*Problem statement*:
Find every line with "Program" in it, then report how many there are and nothing more.

** begin Record excerpts **

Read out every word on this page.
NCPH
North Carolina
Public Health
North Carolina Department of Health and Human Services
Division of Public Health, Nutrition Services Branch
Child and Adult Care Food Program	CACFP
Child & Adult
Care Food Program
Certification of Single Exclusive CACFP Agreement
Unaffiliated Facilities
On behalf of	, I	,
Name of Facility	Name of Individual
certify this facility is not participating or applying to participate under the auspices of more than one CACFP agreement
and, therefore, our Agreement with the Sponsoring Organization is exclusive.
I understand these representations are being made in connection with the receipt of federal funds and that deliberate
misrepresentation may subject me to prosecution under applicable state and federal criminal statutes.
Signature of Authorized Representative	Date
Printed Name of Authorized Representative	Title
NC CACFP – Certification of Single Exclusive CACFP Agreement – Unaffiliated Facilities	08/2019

** end Record excerpts **
** begin Record excerpts **

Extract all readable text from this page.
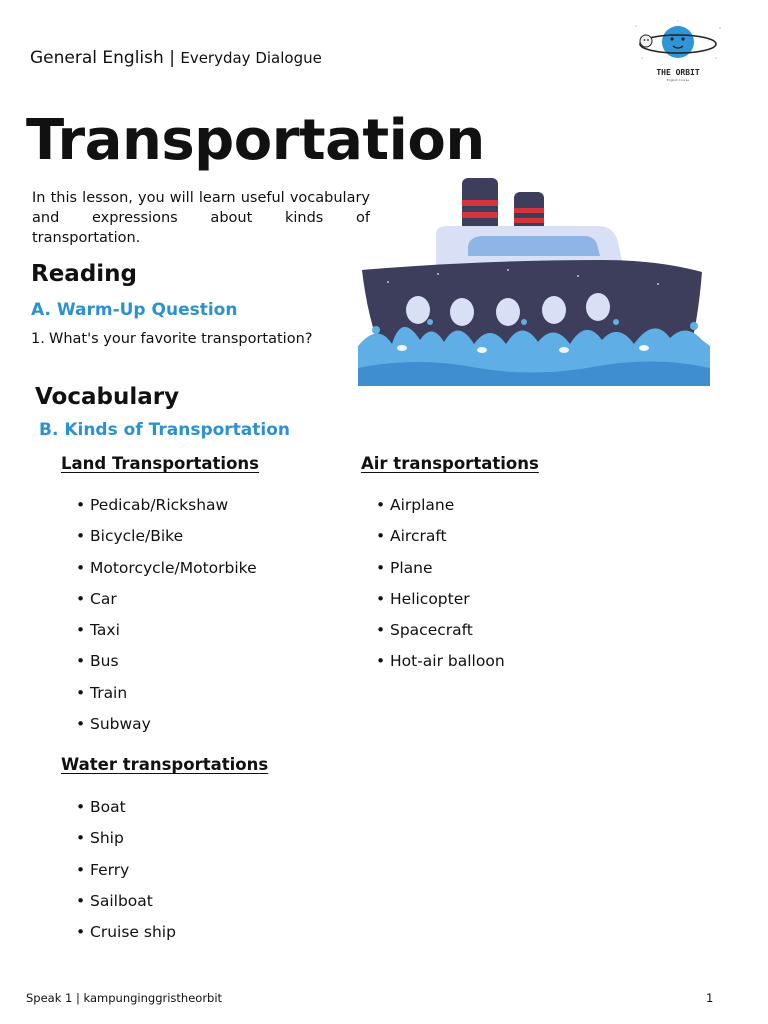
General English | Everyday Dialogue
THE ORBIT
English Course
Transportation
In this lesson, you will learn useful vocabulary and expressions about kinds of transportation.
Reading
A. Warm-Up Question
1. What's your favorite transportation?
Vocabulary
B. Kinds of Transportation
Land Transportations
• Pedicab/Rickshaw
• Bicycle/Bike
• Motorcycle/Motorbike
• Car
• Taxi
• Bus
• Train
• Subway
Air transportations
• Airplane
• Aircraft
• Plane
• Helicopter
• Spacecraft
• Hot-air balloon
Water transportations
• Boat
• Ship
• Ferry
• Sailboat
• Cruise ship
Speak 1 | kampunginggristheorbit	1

** end Record excerpts **

*Exercise result*:
2